Data excerpts
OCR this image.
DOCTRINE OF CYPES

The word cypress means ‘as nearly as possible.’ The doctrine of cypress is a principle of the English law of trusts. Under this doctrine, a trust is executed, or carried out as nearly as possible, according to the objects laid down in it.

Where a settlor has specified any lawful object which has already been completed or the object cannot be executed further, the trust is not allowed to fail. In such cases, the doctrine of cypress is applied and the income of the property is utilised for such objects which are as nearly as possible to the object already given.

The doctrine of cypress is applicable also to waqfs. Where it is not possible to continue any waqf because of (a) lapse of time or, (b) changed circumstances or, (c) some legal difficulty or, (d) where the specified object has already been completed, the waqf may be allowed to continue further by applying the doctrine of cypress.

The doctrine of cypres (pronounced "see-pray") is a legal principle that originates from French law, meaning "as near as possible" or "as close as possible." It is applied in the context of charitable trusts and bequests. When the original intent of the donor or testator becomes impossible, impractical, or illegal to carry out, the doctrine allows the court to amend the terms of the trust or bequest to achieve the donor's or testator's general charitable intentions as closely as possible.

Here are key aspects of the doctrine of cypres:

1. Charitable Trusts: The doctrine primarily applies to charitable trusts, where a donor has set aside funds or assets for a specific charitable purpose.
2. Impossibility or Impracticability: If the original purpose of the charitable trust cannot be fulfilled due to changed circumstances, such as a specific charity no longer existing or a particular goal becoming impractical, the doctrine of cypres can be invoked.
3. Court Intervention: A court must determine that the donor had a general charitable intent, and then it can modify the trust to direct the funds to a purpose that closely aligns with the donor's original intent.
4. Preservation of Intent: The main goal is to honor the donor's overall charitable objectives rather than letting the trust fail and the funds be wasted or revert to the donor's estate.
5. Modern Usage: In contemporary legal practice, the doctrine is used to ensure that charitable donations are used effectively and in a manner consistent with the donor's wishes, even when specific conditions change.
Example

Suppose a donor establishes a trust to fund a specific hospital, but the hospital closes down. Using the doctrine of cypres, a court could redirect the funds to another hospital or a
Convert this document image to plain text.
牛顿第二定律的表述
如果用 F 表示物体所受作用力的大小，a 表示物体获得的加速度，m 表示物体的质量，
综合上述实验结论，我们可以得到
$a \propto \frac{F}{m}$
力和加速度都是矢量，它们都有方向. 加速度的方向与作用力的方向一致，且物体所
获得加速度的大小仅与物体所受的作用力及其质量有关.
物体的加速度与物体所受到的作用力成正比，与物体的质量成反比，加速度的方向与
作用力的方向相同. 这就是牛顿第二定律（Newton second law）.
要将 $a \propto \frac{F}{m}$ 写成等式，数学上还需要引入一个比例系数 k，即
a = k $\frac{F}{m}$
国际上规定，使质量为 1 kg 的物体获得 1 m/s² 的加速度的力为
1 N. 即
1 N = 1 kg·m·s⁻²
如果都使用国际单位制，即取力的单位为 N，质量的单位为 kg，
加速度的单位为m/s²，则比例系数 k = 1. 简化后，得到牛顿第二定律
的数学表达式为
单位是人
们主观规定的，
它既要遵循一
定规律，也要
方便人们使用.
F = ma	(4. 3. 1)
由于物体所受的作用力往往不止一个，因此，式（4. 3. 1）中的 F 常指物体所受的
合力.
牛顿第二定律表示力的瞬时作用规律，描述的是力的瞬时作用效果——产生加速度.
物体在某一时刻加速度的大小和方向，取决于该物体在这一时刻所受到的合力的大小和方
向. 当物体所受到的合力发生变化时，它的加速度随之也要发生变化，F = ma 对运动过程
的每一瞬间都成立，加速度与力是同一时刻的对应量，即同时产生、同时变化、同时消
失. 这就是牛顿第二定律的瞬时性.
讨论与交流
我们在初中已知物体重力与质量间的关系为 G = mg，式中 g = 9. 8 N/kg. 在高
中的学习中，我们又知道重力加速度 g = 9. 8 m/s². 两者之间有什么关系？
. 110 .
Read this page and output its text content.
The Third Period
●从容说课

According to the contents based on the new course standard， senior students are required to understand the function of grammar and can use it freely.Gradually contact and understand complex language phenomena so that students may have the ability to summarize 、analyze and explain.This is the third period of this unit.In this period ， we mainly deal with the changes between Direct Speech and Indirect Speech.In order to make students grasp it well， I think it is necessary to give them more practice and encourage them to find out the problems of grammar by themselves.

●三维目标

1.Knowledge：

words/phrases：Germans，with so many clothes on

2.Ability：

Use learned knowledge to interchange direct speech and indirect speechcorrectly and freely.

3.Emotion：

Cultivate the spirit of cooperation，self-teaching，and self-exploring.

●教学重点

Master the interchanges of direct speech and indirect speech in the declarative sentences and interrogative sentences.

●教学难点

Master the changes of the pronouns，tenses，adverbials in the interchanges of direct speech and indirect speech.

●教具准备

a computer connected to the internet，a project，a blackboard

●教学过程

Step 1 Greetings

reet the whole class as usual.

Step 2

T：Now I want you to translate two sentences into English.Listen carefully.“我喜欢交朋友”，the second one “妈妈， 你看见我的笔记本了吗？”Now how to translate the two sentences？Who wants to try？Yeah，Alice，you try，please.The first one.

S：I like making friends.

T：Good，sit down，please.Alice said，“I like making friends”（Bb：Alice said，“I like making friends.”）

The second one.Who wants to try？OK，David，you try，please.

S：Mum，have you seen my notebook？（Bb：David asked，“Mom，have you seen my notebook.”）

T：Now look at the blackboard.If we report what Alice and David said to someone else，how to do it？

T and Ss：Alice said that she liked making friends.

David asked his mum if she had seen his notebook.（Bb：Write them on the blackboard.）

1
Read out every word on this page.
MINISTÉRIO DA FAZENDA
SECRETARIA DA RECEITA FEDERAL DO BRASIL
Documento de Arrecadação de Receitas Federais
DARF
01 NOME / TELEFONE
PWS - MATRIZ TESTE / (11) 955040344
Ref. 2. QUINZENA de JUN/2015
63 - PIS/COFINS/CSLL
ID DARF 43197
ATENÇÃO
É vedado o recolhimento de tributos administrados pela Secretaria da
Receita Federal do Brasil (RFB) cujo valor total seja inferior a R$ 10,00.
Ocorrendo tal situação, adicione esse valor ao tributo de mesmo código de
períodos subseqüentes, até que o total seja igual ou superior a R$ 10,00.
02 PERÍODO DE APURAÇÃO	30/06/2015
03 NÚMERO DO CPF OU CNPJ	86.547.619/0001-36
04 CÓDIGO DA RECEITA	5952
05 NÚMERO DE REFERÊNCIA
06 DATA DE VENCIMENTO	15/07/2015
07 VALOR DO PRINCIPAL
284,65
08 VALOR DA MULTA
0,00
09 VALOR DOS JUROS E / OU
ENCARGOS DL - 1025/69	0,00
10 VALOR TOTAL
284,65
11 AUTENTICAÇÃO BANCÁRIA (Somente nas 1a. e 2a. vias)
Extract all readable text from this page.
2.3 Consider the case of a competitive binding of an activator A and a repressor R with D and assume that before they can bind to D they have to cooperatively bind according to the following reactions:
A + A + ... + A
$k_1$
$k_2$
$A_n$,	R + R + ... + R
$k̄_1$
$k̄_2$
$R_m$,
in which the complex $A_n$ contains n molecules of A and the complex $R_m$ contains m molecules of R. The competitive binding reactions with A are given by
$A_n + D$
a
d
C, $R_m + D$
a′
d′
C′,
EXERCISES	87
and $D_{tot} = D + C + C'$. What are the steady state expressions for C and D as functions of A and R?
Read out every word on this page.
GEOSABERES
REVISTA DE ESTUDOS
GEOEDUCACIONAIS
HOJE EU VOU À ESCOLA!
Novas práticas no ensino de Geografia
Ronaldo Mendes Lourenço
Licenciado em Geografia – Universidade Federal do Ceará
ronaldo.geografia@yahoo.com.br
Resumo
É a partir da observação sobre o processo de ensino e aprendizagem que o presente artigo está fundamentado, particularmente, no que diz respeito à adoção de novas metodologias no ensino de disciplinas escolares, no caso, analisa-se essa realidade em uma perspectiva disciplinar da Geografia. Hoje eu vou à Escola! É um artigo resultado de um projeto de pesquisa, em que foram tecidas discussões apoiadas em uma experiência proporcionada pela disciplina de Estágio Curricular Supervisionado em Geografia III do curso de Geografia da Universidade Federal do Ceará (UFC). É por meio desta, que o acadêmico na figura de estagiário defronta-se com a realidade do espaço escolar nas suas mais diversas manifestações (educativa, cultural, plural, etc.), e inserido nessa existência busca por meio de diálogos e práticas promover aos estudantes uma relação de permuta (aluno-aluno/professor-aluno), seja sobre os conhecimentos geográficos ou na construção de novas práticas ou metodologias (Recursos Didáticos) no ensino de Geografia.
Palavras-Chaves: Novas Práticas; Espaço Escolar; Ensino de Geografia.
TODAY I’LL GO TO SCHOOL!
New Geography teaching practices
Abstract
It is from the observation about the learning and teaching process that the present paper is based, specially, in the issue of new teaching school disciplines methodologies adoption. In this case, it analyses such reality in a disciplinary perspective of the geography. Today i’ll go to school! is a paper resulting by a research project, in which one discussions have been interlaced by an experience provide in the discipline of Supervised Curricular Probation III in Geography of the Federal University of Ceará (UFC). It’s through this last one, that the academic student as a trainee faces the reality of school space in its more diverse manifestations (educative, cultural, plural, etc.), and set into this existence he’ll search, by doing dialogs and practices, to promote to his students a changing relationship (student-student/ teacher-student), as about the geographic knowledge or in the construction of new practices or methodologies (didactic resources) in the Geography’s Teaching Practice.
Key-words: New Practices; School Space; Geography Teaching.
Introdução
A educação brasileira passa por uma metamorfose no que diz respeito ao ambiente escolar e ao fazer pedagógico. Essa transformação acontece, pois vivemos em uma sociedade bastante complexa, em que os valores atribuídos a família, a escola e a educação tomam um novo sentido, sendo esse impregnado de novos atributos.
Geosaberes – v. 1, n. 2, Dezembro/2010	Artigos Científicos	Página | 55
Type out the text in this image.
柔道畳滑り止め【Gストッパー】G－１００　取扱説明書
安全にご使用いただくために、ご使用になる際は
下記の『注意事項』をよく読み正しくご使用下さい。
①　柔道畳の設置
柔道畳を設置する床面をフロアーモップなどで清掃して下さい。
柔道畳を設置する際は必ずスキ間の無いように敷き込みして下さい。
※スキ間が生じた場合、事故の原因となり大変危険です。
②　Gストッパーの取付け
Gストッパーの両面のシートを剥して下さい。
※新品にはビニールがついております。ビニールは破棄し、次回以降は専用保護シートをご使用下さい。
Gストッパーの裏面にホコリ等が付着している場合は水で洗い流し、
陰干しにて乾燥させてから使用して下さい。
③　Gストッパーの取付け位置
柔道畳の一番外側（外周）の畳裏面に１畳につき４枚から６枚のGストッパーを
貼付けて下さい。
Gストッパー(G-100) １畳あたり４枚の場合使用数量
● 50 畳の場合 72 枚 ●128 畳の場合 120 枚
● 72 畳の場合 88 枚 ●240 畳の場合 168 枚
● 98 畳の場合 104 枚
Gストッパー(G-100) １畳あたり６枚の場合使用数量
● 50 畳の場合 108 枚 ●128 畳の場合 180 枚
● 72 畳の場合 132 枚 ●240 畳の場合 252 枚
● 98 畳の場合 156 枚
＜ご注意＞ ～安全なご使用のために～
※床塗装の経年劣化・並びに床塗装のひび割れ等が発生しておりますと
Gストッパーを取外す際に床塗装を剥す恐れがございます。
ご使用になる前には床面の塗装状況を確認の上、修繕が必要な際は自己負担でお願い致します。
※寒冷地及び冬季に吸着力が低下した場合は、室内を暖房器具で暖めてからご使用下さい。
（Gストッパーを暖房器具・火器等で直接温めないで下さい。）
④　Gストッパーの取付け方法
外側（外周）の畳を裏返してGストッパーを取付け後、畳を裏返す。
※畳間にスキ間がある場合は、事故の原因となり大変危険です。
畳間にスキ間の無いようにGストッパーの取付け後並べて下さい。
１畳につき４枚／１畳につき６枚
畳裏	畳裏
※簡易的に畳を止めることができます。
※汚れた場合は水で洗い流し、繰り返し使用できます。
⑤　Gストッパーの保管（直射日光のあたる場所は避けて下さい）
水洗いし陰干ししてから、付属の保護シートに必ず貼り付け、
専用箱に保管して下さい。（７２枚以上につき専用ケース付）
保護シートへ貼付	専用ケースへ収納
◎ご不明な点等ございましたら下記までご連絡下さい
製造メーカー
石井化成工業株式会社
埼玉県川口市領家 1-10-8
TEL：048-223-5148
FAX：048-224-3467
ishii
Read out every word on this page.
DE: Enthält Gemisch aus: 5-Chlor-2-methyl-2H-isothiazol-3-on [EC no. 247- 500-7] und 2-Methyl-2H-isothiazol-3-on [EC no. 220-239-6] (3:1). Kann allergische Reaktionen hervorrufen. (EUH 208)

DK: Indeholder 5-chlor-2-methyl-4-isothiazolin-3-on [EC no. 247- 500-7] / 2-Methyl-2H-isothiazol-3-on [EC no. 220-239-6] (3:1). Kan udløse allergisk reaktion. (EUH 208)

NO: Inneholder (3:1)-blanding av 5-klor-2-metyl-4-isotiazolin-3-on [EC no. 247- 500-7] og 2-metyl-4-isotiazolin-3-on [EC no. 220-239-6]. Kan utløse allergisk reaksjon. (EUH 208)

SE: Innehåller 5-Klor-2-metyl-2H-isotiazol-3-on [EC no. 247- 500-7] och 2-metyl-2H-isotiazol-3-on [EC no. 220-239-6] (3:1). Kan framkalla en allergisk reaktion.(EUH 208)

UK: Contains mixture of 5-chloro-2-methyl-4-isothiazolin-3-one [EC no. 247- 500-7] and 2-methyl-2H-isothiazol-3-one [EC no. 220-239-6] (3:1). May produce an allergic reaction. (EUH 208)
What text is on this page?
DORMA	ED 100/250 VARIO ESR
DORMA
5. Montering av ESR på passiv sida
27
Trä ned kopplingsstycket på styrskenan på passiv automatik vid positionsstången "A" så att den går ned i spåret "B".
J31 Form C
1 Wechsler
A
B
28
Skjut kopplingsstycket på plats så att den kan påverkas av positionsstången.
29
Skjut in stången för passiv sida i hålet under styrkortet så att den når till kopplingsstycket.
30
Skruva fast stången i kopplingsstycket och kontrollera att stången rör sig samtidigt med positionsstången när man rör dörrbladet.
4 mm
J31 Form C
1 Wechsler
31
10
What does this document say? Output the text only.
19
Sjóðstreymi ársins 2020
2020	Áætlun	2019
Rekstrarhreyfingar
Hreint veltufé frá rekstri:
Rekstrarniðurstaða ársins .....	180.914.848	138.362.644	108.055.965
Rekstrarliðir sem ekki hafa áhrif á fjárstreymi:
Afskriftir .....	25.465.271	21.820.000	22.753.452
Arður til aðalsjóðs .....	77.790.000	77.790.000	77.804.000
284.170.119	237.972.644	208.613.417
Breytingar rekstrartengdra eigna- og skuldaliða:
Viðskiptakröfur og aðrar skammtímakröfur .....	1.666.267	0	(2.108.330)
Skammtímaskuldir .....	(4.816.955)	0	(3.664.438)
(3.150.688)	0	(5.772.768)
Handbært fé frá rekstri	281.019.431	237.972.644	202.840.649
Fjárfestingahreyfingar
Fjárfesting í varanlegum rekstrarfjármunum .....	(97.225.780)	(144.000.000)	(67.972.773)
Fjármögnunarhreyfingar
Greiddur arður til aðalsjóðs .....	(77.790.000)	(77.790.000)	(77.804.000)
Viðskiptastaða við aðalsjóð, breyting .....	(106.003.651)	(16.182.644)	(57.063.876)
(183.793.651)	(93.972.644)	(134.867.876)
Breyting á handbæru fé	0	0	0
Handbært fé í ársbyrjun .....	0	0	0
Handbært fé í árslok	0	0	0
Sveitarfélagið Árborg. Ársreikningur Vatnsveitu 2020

#### Given task:
From the listing, copy each line containing the word "passiv".

#### Solution to the exercise:
5. Montering av ESR på passiv sida
Trä ned kopplingsstycket på styrskenan på passiv automatik vid positionsstången "A" så att den går ned i spåret "B".
Skjut in stången för passiv sida i hålet under styrkortet så att den når till kopplingsstycket.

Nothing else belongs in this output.